▶ [ПРИВЕДЁННЫЙ ТЕКСТ]:
Я рано, вероятно, лет восьми, почувствовал, что такая сила существует, это чувство внушалось мне резким различием между сказками, песнями и жестокой жизнью, которая окружала, душила, толкала меня, всячески обижая. Сила эта, конечно, не няньки Евгении, ее все в доме считали "выжившей из ума", и даже верная ее подруга бабушка часто говорила ей:
- Ох, и глупа ты, Енька!
Сила эта чувствовалась за сказками и песнями, бабушка знала их бесконечно много. Дед не любил, когда она пела.
- Ну, завыла! - сердито покрикивал он.- Молитв, дура, не знаешь ни одной, а песен у тебя, как волос! Вот обрежу волосья-то...
Но когда он уходил из дома или работал в мастерской, на дворе, бабушка, непрерывно постукивая коклюшками, командовала няньке:
- Ну-ко, Енька, заводи.
И тоненьким горловым голоском, похожим на звук дудочки пастуха, нянька запевала:
Ой да собирались наши шерстобиты...
Бабушка, голосом погуще, подхватывала:
Во отхожие, в далеки промысла...

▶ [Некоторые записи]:
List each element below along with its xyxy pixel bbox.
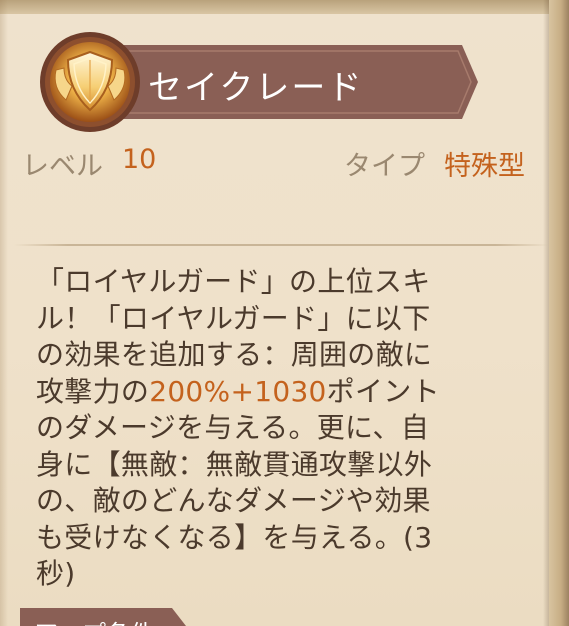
description-line: も受けなくなる】を与える。(3: [36, 520, 433, 554]
skill-description: 「ロイヤルガード」の上位スキ ル！「ロイヤルガード」に以下 の効果を追加する：周…: [36, 264, 472, 593]
skill-detail-panel: セイクレード レベル 10 タイプ 特殊型 「ロイヤルガード」の上位スキ ル！「…: [0, 0, 569, 626]
page-edge-left: [0, 0, 8, 626]
type-label: タイプ: [344, 151, 425, 182]
description-line: 秒): [36, 557, 76, 590]
book-edge-right: [549, 0, 569, 626]
skill-name: セイクレード: [148, 68, 364, 108]
description-line: の、敵のどんなダメージや効果: [36, 484, 431, 517]
description-line: 攻撃力の200%+1030ポイント: [36, 374, 472, 411]
damage-value: 200%+1030: [149, 374, 327, 408]
section-divider: [14, 244, 549, 246]
background-map-strip: [0, 0, 569, 14]
golden-shield-icon: [38, 30, 142, 134]
type-value: 特殊型: [444, 151, 525, 182]
description-line: 「ロイヤルガード」の上位スキ: [36, 265, 431, 298]
upgrade-condition-label: アップ条件: [34, 614, 154, 626]
description-line: 身に【無敵：無敵貫通攻撃以外: [36, 447, 433, 481]
level-value: 10: [122, 144, 157, 175]
description-line: のダメージを与える。更に、自: [36, 411, 430, 444]
description-text: 攻撃力の: [36, 374, 150, 408]
level-label: レベル: [22, 151, 103, 182]
description-text: ポイント: [326, 374, 440, 408]
description-line: の効果を追加する：周囲の敵に: [36, 338, 433, 371]
description-line: ル！「ロイヤルガード」に以下: [36, 301, 431, 335]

▶ [ЗАДАНИЕ 1]: Воспроизведите фрагмент текста от «Я рано, вероятно, лет» до «когда она пела.».
▶ [ЗАДАНИЕ 2]: Изложите содержание текста в двух предложениях.

▶ [ПОЛНЫЙ ОТВЕТ 1]:
Я рано, вероятно, лет восьми, почувствовал, что такая сила существует, это чувство внушалось мне резким различием между сказками, песнями и жестокой жизнью, которая окружала, душила, толкала меня, всячески обижая. Сила эта, конечно, не няньки Евгении, ее все в доме считали "выжившей из ума", и даже верная ее подруга бабушка часто говорила ей:
- Ох, и глупа ты, Енька!
Сила эта чувствовалась за сказками и песнями, бабушка знала их бесконечно много. Дед не любил, когда она пела.

▶ [ПОЛНЫЙ ОТВЕТ 2]: Лет восьми рассказчик почувствовал, что существует некая сила, и ощущал её за сказками и песнями, которые резко отличались от окружавшей его жестокой жизни. Дед не любил, когда бабушка пела, но в его отсутствие она велела няньке Евгении запевать, и та тонким голоском начинала песню о шерстобитах, а бабушка подхватывала.